WORK REQUIRED:
Search the listing for "this" and copy every line where it appears.

DATASET ROWS:
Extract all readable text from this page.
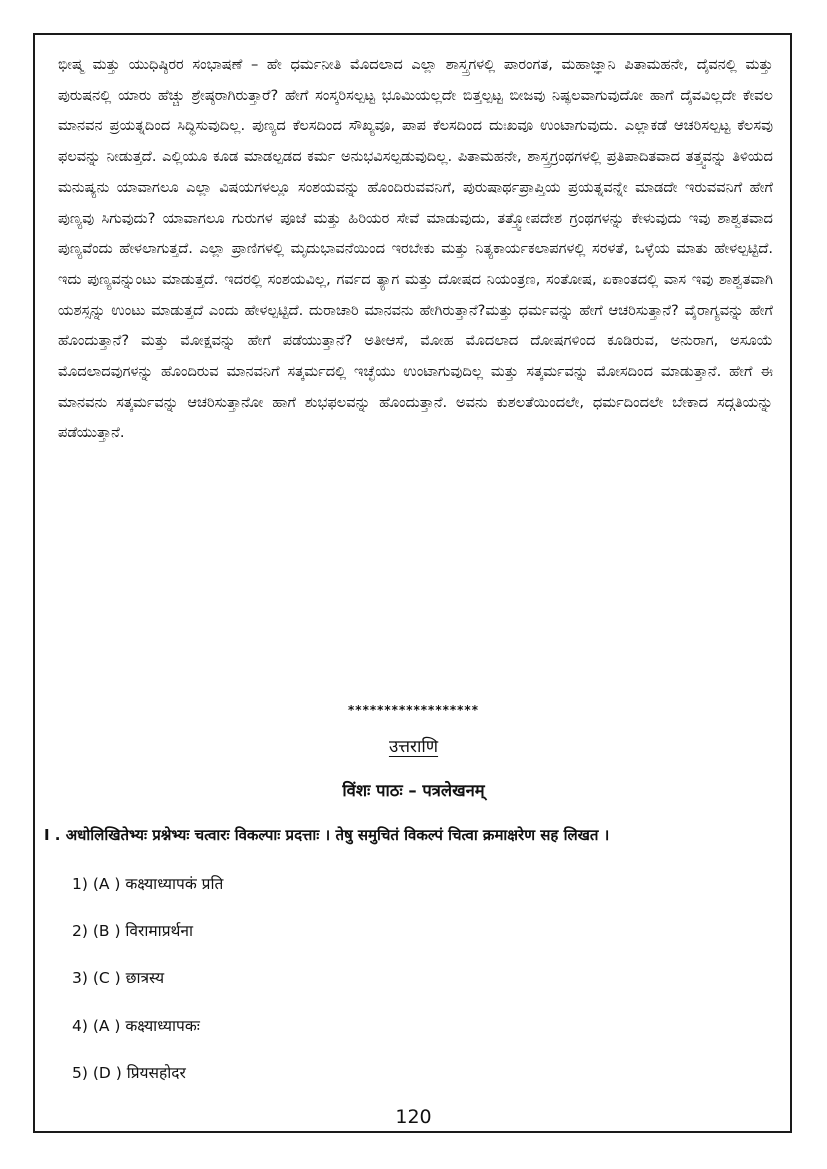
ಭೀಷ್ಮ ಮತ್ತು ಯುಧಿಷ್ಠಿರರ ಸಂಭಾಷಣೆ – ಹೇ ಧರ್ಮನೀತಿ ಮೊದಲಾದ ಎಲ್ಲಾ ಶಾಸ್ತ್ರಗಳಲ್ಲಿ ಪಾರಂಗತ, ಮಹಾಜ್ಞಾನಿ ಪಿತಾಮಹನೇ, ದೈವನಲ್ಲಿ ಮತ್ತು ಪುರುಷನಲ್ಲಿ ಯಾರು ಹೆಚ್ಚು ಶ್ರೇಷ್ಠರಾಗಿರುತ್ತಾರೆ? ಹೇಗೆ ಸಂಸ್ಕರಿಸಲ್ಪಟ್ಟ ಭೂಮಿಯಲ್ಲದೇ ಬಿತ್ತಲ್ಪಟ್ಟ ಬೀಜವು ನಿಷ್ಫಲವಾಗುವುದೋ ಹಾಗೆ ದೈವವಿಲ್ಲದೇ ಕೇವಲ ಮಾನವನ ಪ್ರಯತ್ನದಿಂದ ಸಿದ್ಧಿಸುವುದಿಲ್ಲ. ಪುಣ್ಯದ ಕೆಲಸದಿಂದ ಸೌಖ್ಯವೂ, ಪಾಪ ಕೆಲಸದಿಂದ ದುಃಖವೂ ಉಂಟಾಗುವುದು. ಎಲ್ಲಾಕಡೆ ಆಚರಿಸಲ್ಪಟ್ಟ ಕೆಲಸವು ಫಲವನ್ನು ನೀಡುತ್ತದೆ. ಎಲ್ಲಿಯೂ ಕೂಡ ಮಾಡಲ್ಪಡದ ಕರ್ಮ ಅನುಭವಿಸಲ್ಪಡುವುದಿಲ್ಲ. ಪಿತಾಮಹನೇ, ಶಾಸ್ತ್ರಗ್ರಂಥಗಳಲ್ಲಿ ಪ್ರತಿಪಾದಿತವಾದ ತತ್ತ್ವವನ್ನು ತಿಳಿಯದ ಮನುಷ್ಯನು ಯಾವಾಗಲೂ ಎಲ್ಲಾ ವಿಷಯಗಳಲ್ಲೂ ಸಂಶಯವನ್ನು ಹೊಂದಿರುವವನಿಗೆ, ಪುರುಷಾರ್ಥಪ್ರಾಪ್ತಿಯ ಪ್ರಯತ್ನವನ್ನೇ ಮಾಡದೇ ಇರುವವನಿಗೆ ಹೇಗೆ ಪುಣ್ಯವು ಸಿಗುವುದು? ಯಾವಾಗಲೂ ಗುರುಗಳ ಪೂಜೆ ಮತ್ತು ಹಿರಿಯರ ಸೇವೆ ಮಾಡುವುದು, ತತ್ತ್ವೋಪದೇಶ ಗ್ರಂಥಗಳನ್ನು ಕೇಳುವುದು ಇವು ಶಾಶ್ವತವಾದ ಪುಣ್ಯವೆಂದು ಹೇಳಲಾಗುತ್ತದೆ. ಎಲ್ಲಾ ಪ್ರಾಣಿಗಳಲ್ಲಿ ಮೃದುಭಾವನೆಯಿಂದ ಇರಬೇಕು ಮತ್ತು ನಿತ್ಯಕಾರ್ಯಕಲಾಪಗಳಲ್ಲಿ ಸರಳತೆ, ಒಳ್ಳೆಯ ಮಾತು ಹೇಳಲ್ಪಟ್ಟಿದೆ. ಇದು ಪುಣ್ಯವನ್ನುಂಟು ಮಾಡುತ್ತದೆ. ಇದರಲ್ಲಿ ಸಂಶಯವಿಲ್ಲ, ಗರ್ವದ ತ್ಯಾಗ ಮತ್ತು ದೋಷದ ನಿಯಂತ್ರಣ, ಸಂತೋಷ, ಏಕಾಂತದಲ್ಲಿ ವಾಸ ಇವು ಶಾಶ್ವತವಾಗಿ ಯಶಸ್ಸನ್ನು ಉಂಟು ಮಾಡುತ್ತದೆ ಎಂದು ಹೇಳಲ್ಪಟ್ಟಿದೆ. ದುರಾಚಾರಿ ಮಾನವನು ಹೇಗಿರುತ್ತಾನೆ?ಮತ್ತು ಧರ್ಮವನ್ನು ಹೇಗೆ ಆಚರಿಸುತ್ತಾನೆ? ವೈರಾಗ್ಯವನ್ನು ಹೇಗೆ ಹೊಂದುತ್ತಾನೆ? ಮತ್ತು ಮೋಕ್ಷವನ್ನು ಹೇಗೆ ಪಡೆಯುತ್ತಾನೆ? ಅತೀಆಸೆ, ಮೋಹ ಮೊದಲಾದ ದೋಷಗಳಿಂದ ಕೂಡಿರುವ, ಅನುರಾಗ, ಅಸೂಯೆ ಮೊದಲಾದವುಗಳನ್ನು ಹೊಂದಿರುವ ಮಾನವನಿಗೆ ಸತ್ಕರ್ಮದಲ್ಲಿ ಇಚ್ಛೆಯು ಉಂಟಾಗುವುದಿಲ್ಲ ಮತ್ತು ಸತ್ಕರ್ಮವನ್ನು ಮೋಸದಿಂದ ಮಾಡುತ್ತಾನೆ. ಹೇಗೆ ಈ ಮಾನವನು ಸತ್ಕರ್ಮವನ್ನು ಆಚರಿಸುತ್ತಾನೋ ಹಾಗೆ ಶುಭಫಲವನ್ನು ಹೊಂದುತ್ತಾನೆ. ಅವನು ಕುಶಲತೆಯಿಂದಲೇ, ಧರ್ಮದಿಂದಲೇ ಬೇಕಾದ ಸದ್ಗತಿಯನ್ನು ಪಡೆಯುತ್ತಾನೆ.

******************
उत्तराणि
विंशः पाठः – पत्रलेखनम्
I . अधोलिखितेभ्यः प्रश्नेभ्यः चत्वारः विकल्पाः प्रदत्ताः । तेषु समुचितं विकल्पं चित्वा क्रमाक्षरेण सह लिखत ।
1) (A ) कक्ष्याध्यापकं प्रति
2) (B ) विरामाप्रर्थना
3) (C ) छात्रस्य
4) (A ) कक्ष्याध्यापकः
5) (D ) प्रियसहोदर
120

...

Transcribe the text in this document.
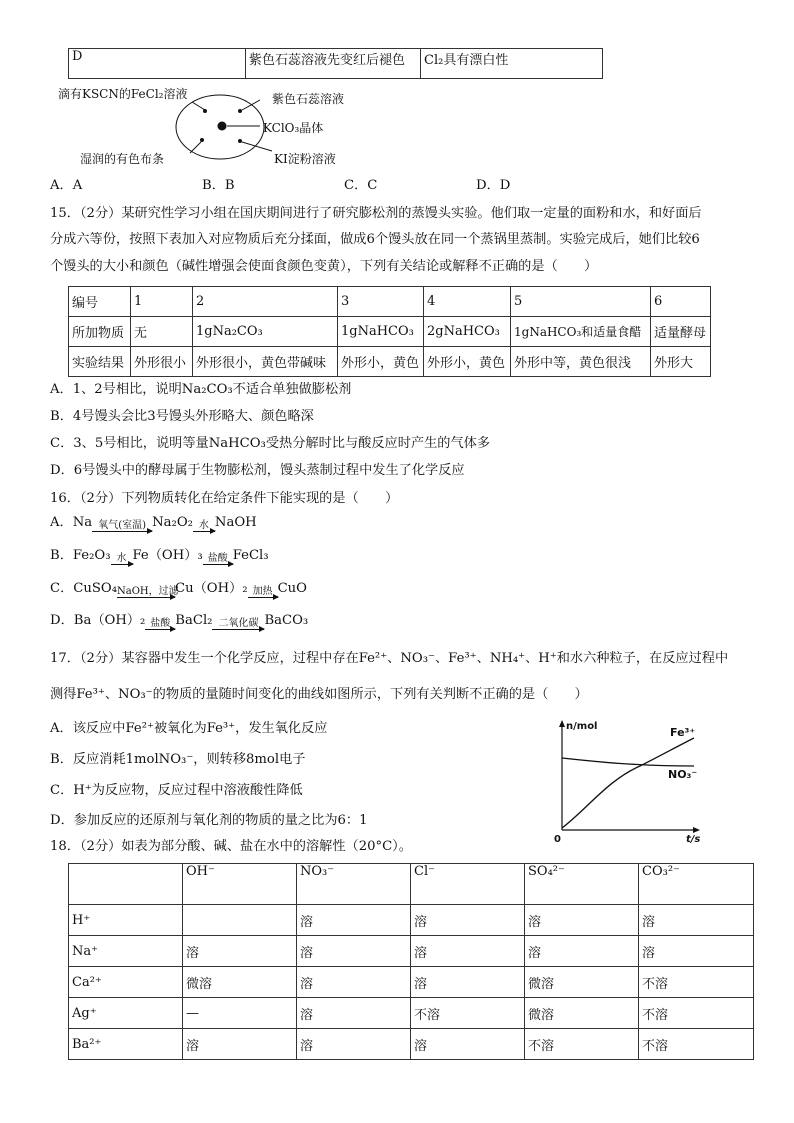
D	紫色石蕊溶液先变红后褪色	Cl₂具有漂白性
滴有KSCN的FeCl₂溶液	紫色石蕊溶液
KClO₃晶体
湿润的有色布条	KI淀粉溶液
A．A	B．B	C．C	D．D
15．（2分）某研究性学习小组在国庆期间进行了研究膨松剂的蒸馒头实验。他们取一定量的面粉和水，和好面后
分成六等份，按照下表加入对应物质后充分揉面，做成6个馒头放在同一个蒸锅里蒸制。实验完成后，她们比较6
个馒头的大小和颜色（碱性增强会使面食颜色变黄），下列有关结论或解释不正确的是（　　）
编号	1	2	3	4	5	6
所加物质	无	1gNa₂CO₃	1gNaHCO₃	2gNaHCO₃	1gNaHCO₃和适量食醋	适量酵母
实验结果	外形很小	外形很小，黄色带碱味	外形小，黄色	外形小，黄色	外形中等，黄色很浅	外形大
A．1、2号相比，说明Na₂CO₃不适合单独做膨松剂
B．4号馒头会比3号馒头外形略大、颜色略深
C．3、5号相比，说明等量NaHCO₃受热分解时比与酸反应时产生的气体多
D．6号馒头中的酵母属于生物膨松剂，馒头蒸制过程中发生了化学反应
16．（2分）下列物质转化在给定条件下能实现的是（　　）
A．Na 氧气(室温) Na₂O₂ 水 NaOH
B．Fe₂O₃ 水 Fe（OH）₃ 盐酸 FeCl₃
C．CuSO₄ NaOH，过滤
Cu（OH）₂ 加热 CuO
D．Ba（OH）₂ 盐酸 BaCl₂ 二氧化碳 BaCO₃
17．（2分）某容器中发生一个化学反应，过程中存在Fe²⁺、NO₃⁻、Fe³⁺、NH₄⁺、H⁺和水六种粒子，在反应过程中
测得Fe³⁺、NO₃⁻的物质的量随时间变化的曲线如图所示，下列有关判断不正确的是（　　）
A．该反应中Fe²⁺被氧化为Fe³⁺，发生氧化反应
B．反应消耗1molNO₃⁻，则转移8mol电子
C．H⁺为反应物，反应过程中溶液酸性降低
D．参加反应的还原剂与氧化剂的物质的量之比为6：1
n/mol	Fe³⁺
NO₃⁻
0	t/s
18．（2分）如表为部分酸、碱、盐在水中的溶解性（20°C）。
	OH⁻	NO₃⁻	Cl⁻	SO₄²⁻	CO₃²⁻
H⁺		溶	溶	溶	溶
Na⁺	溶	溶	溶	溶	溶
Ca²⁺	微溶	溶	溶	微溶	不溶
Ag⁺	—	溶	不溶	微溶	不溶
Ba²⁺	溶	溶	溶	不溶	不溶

THE COMPLETED TASK:
Extract all readable text from this page.
Transcribe the text in this document.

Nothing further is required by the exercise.